### Exercise
Every entry below should be repeated exactly; the pictures should not.

(Dataset entries)
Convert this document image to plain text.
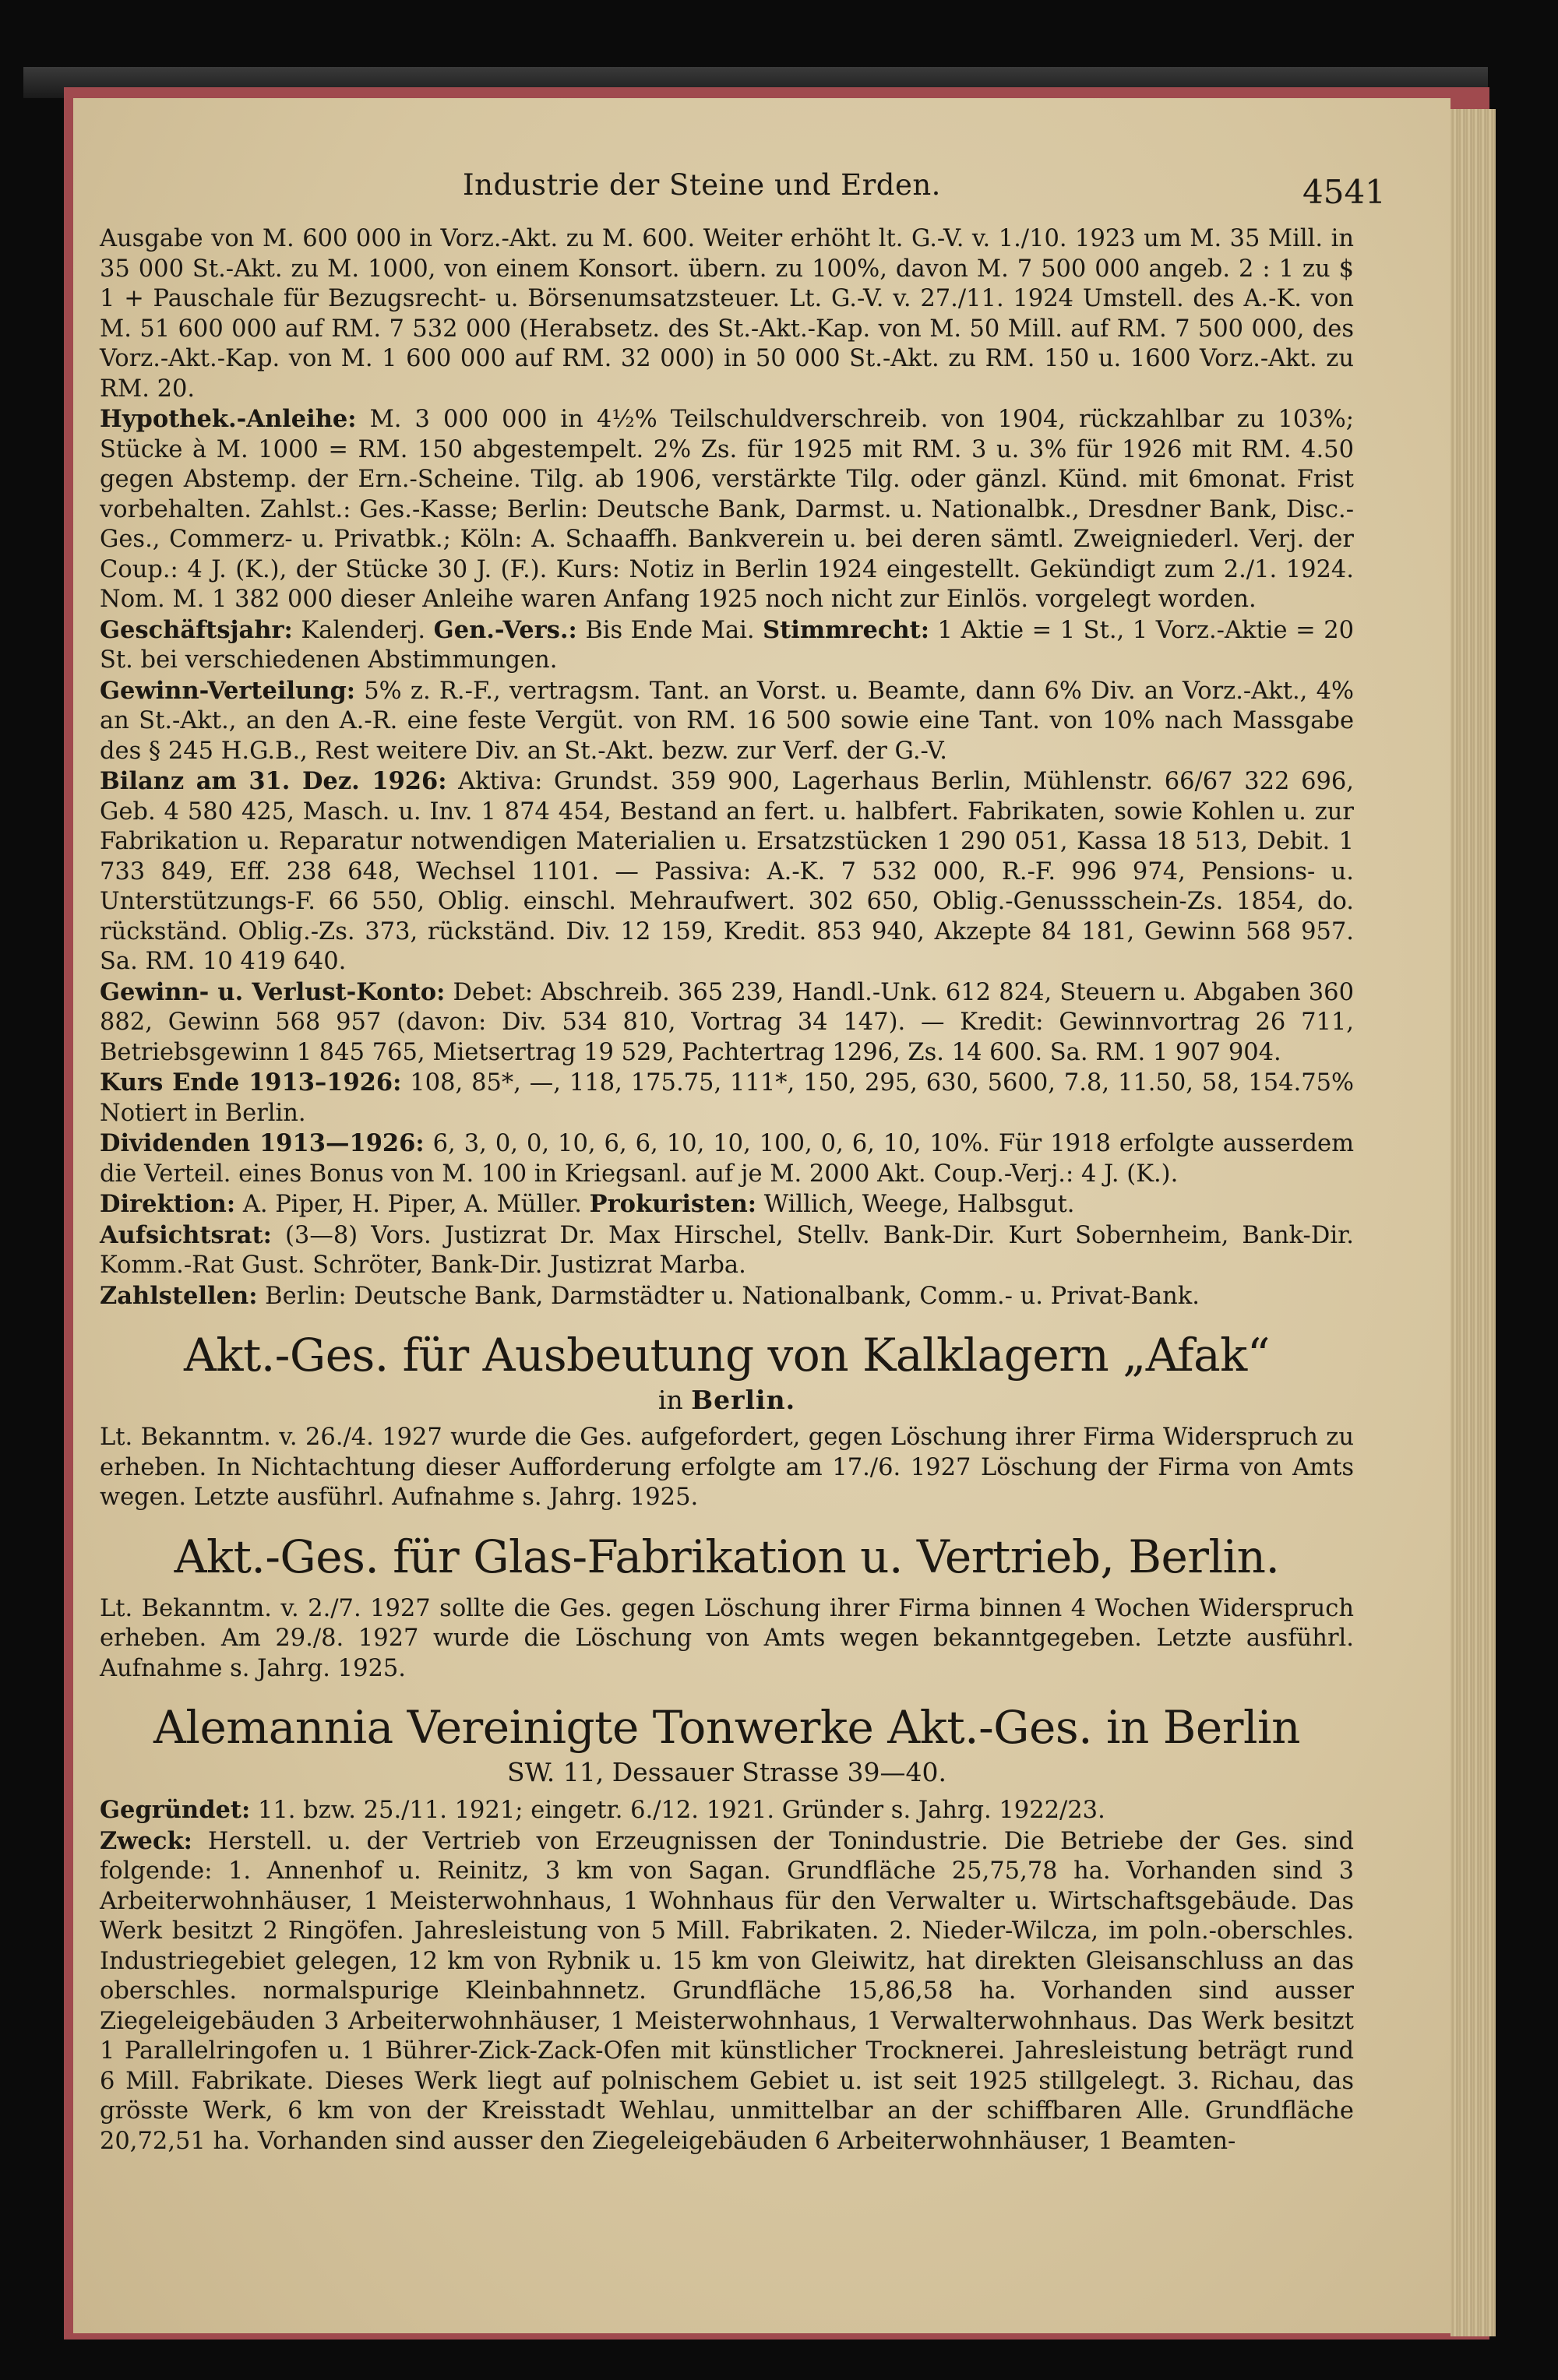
Industrie der Steine und Erden.	4541

Ausgabe von M. 600 000 in Vorz.-Akt. zu M. 600. Weiter erhöht lt. G.-V. v. 1./10. 1923 um M. 35 Mill. in 35 000 St.-Akt. zu M. 1000, von einem Konsort. übern. zu 100%, davon M. 7 500 000 angeb. 2 : 1 zu $ 1 + Pauschale für Bezugsrecht- u. Börsenumsatzsteuer. Lt. G.-V. v. 27./11. 1924 Umstell. des A.-K. von M. 51 600 000 auf RM. 7 532 000 (Herabsetz. des St.-Akt.-Kap. von M. 50 Mill. auf RM. 7 500 000, des Vorz.-Akt.-Kap. von M. 1 600 000 auf RM. 32 000) in 50 000 St.-Akt. zu RM. 150 u. 1600 Vorz.-Akt. zu RM. 20.

Hypothek.-Anleihe: M. 3 000 000 in 4½% Teilschuldverschreib. von 1904, rückzahlbar zu 103%; Stücke à M. 1000 = RM. 150 abgestempelt. 2% Zs. für 1925 mit RM. 3 u. 3% für 1926 mit RM. 4.50 gegen Abstemp. der Ern.-Scheine. Tilg. ab 1906, verstärkte Tilg. oder gänzl. Künd. mit 6monat. Frist vorbehalten. Zahlst.: Ges.-Kasse; Berlin: Deutsche Bank, Darmst. u. Nationalbk., Dresdner Bank, Disc.-Ges., Commerz- u. Privatbk.; Köln: A. Schaaffh. Bankverein u. bei deren sämtl. Zweigniederl. Verj. der Coup.: 4 J. (K.), der Stücke 30 J. (F.). Kurs: Notiz in Berlin 1924 eingestellt. Gekündigt zum 2./1. 1924. Nom. M. 1 382 000 dieser Anleihe waren Anfang 1925 noch nicht zur Einlös. vorgelegt worden.

Geschäftsjahr: Kalenderj. Gen.-Vers.: Bis Ende Mai. Stimmrecht: 1 Aktie = 1 St., 1 Vorz.-Aktie = 20 St. bei verschiedenen Abstimmungen.

Gewinn-Verteilung: 5% z. R.-F., vertragsm. Tant. an Vorst. u. Beamte, dann 6% Div. an Vorz.-Akt., 4% an St.-Akt., an den A.-R. eine feste Vergüt. von RM. 16 500 sowie eine Tant. von 10% nach Massgabe des § 245 H.G.B., Rest weitere Div. an St.-Akt. bezw. zur Verf. der G.-V.

Bilanz am 31. Dez. 1926: Aktiva: Grundst. 359 900, Lagerhaus Berlin, Mühlenstr. 66/67 322 696, Geb. 4 580 425, Masch. u. Inv. 1 874 454, Bestand an fert. u. halbfert. Fabrikaten, sowie Kohlen u. zur Fabrikation u. Reparatur notwendigen Materialien u. Ersatzstücken 1 290 051, Kassa 18 513, Debit. 1 733 849, Eff. 238 648, Wechsel 1101. — Passiva: A.-K. 7 532 000, R.-F. 996 974, Pensions- u. Unterstützungs-F. 66 550, Oblig. einschl. Mehraufwert. 302 650, Oblig.-Genussschein-Zs. 1854, do. rückständ. Oblig.-Zs. 373, rückständ. Div. 12 159, Kredit. 853 940, Akzepte 84 181, Gewinn 568 957. Sa. RM. 10 419 640.

Gewinn- u. Verlust-Konto: Debet: Abschreib. 365 239, Handl.-Unk. 612 824, Steuern u. Abgaben 360 882, Gewinn 568 957 (davon: Div. 534 810, Vortrag 34 147). — Kredit: Gewinnvortrag 26 711, Betriebsgewinn 1 845 765, Mietsertrag 19 529, Pachtertrag 1296, Zs. 14 600. Sa. RM. 1 907 904.

Kurs Ende 1913–1926: 108, 85*, —, 118, 175.75, 111*, 150, 295, 630, 5600, 7.8, 11.50, 58, 154.75% Notiert in Berlin.

Dividenden 1913—1926: 6, 3, 0, 0, 10, 6, 6, 10, 10, 100, 0, 6, 10, 10%. Für 1918 erfolgte ausserdem die Verteil. eines Bonus von M. 100 in Kriegsanl. auf je M. 2000 Akt. Coup.-Verj.: 4 J. (K.).

Direktion: A. Piper, H. Piper, A. Müller. Prokuristen: Willich, Weege, Halbsgut.

Aufsichtsrat: (3—8) Vors. Justizrat Dr. Max Hirschel, Stellv. Bank-Dir. Kurt Sobernheim, Bank-Dir. Komm.-Rat Gust. Schröter, Bank-Dir. Justizrat Marba.

Zahlstellen: Berlin: Deutsche Bank, Darmstädter u. Nationalbank, Comm.- u. Privat-Bank.

Akt.-Ges. für Ausbeutung von Kalklagern „Afak“
in Berlin.

Lt. Bekanntm. v. 26./4. 1927 wurde die Ges. aufgefordert, gegen Löschung ihrer Firma Widerspruch zu erheben. In Nichtachtung dieser Aufforderung erfolgte am 17./6. 1927 Löschung der Firma von Amts wegen. Letzte ausführl. Aufnahme s. Jahrg. 1925.

Akt.-Ges. für Glas-Fabrikation u. Vertrieb, Berlin.

Lt. Bekanntm. v. 2./7. 1927 sollte die Ges. gegen Löschung ihrer Firma binnen 4 Wochen Widerspruch erheben. Am 29./8. 1927 wurde die Löschung von Amts wegen bekanntgegeben. Letzte ausführl. Aufnahme s. Jahrg. 1925.

Alemannia Vereinigte Tonwerke Akt.-Ges. in Berlin
SW. 11, Dessauer Strasse 39—40.

Gegründet: 11. bzw. 25./11. 1921; eingetr. 6./12. 1921. Gründer s. Jahrg. 1922/23.

Zweck: Herstell. u. der Vertrieb von Erzeugnissen der Tonindustrie. Die Betriebe der Ges. sind folgende: 1. Annenhof u. Reinitz, 3 km von Sagan. Grundfläche 25,75,78 ha. Vorhanden sind 3 Arbeiterwohnhäuser, 1 Meisterwohnhaus, 1 Wohnhaus für den Verwalter u. Wirtschaftsgebäude. Das Werk besitzt 2 Ringöfen. Jahresleistung von 5 Mill. Fabrikaten. 2. Nieder-Wilcza, im poln.-oberschles. Industriegebiet gelegen, 12 km von Rybnik u. 15 km von Gleiwitz, hat direkten Gleisanschluss an das oberschles. normalspurige Kleinbahnnetz. Grundfläche 15,86,58 ha. Vorhanden sind ausser Ziegeleigebäuden 3 Arbeiterwohnhäuser, 1 Meisterwohnhaus, 1 Verwalterwohnhaus. Das Werk besitzt 1 Parallelringofen u. 1 Bührer-Zick-Zack-Ofen mit künstlicher Trocknerei. Jahresleistung beträgt rund 6 Mill. Fabrikate. Dieses Werk liegt auf polnischem Gebiet u. ist seit 1925 stillgelegt. 3. Richau, das grösste Werk, 6 km von der Kreisstadt Wehlau, unmittelbar an der schiffbaren Alle. Grundfläche 20,72,51 ha. Vorhanden sind ausser den Ziegeleigebäuden 6 Arbeiterwohnhäuser, 1 Beamten-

### Output below
Convert this document image to plain text.
Industrie der Steine und Erden.	4541

Ausgabe von M. 600 000 in Vorz.-Akt. zu M. 600. Weiter erhöht lt. G.-V. v. 1./10. 1923 um M. 35 Mill. in 35 000 St.-Akt. zu M. 1000, von einem Konsort. übern. zu 100%, davon M. 7 500 000 angeb. 2 : 1 zu $ 1 + Pauschale für Bezugsrecht- u. Börsenumsatzsteuer. Lt. G.-V. v. 27./11. 1924 Umstell. des A.-K. von M. 51 600 000 auf RM. 7 532 000 (Herabsetz. des St.-Akt.-Kap. von M. 50 Mill. auf RM. 7 500 000, des Vorz.-Akt.-Kap. von M. 1 600 000 auf RM. 32 000) in 50 000 St.-Akt. zu RM. 150 u. 1600 Vorz.-Akt. zu RM. 20.

Hypothek.-Anleihe: M. 3 000 000 in 4½% Teilschuldverschreib. von 1904, rückzahlbar zu 103%; Stücke à M. 1000 = RM. 150 abgestempelt. 2% Zs. für 1925 mit RM. 3 u. 3% für 1926 mit RM. 4.50 gegen Abstemp. der Ern.-Scheine. Tilg. ab 1906, verstärkte Tilg. oder gänzl. Künd. mit 6monat. Frist vorbehalten. Zahlst.: Ges.-Kasse; Berlin: Deutsche Bank, Darmst. u. Nationalbk., Dresdner Bank, Disc.-Ges., Commerz- u. Privatbk.; Köln: A. Schaaffh. Bankverein u. bei deren sämtl. Zweigniederl. Verj. der Coup.: 4 J. (K.), der Stücke 30 J. (F.). Kurs: Notiz in Berlin 1924 eingestellt. Gekündigt zum 2./1. 1924. Nom. M. 1 382 000 dieser Anleihe waren Anfang 1925 noch nicht zur Einlös. vorgelegt worden.

Geschäftsjahr: Kalenderj. Gen.-Vers.: Bis Ende Mai. Stimmrecht: 1 Aktie = 1 St., 1 Vorz.-Aktie = 20 St. bei verschiedenen Abstimmungen.

Gewinn-Verteilung: 5% z. R.-F., vertragsm. Tant. an Vorst. u. Beamte, dann 6% Div. an Vorz.-Akt., 4% an St.-Akt., an den A.-R. eine feste Vergüt. von RM. 16 500 sowie eine Tant. von 10% nach Massgabe des § 245 H.G.B., Rest weitere Div. an St.-Akt. bezw. zur Verf. der G.-V.

Bilanz am 31. Dez. 1926: Aktiva: Grundst. 359 900, Lagerhaus Berlin, Mühlenstr. 66/67 322 696, Geb. 4 580 425, Masch. u. Inv. 1 874 454, Bestand an fert. u. halbfert. Fabrikaten, sowie Kohlen u. zur Fabrikation u. Reparatur notwendigen Materialien u. Ersatzstücken 1 290 051, Kassa 18 513, Debit. 1 733 849, Eff. 238 648, Wechsel 1101. — Passiva: A.-K. 7 532 000, R.-F. 996 974, Pensions- u. Unterstützungs-F. 66 550, Oblig. einschl. Mehraufwert. 302 650, Oblig.-Genussschein-Zs. 1854, do. rückständ. Oblig.-Zs. 373, rückständ. Div. 12 159, Kredit. 853 940, Akzepte 84 181, Gewinn 568 957. Sa. RM. 10 419 640.

Gewinn- u. Verlust-Konto: Debet: Abschreib. 365 239, Handl.-Unk. 612 824, Steuern u. Abgaben 360 882, Gewinn 568 957 (davon: Div. 534 810, Vortrag 34 147). — Kredit: Gewinnvortrag 26 711, Betriebsgewinn 1 845 765, Mietsertrag 19 529, Pachtertrag 1296, Zs. 14 600. Sa. RM. 1 907 904.

Kurs Ende 1913–1926: 108, 85*, —, 118, 175.75, 111*, 150, 295, 630, 5600, 7.8, 11.50, 58, 154.75% Notiert in Berlin.

Dividenden 1913—1926: 6, 3, 0, 0, 10, 6, 6, 10, 10, 100, 0, 6, 10, 10%. Für 1918 erfolgte ausserdem die Verteil. eines Bonus von M. 100 in Kriegsanl. auf je M. 2000 Akt. Coup.-Verj.: 4 J. (K.).

Direktion: A. Piper, H. Piper, A. Müller. Prokuristen: Willich, Weege, Halbsgut.

Aufsichtsrat: (3—8) Vors. Justizrat Dr. Max Hirschel, Stellv. Bank-Dir. Kurt Sobernheim, Bank-Dir. Komm.-Rat Gust. Schröter, Bank-Dir. Justizrat Marba.

Zahlstellen: Berlin: Deutsche Bank, Darmstädter u. Nationalbank, Comm.- u. Privat-Bank.

Akt.-Ges. für Ausbeutung von Kalklagern „Afak“
in Berlin.

Lt. Bekanntm. v. 26./4. 1927 wurde die Ges. aufgefordert, gegen Löschung ihrer Firma Widerspruch zu erheben. In Nichtachtung dieser Aufforderung erfolgte am 17./6. 1927 Löschung der Firma von Amts wegen. Letzte ausführl. Aufnahme s. Jahrg. 1925.

Akt.-Ges. für Glas-Fabrikation u. Vertrieb, Berlin.

Lt. Bekanntm. v. 2./7. 1927 sollte die Ges. gegen Löschung ihrer Firma binnen 4 Wochen Widerspruch erheben. Am 29./8. 1927 wurde die Löschung von Amts wegen bekanntgegeben. Letzte ausführl. Aufnahme s. Jahrg. 1925.

Alemannia Vereinigte Tonwerke Akt.-Ges. in Berlin
SW. 11, Dessauer Strasse 39—40.

Gegründet: 11. bzw. 25./11. 1921; eingetr. 6./12. 1921. Gründer s. Jahrg. 1922/23.

Zweck: Herstell. u. der Vertrieb von Erzeugnissen der Tonindustrie. Die Betriebe der Ges. sind folgende: 1. Annenhof u. Reinitz, 3 km von Sagan. Grundfläche 25,75,78 ha. Vorhanden sind 3 Arbeiterwohnhäuser, 1 Meisterwohnhaus, 1 Wohnhaus für den Verwalter u. Wirtschaftsgebäude. Das Werk besitzt 2 Ringöfen. Jahresleistung von 5 Mill. Fabrikaten. 2. Nieder-Wilcza, im poln.-oberschles. Industriegebiet gelegen, 12 km von Rybnik u. 15 km von Gleiwitz, hat direkten Gleisanschluss an das oberschles. normalspurige Kleinbahnnetz. Grundfläche 15,86,58 ha. Vorhanden sind ausser Ziegeleigebäuden 3 Arbeiterwohnhäuser, 1 Meisterwohnhaus, 1 Verwalterwohnhaus. Das Werk besitzt 1 Parallelringofen u. 1 Bührer-Zick-Zack-Ofen mit künstlicher Trocknerei. Jahresleistung beträgt rund 6 Mill. Fabrikate. Dieses Werk liegt auf polnischem Gebiet u. ist seit 1925 stillgelegt. 3. Richau, das grösste Werk, 6 km von der Kreisstadt Wehlau, unmittelbar an der schiffbaren Alle. Grundfläche 20,72,51 ha. Vorhanden sind ausser den Ziegeleigebäuden 6 Arbeiterwohnhäuser, 1 Beamten-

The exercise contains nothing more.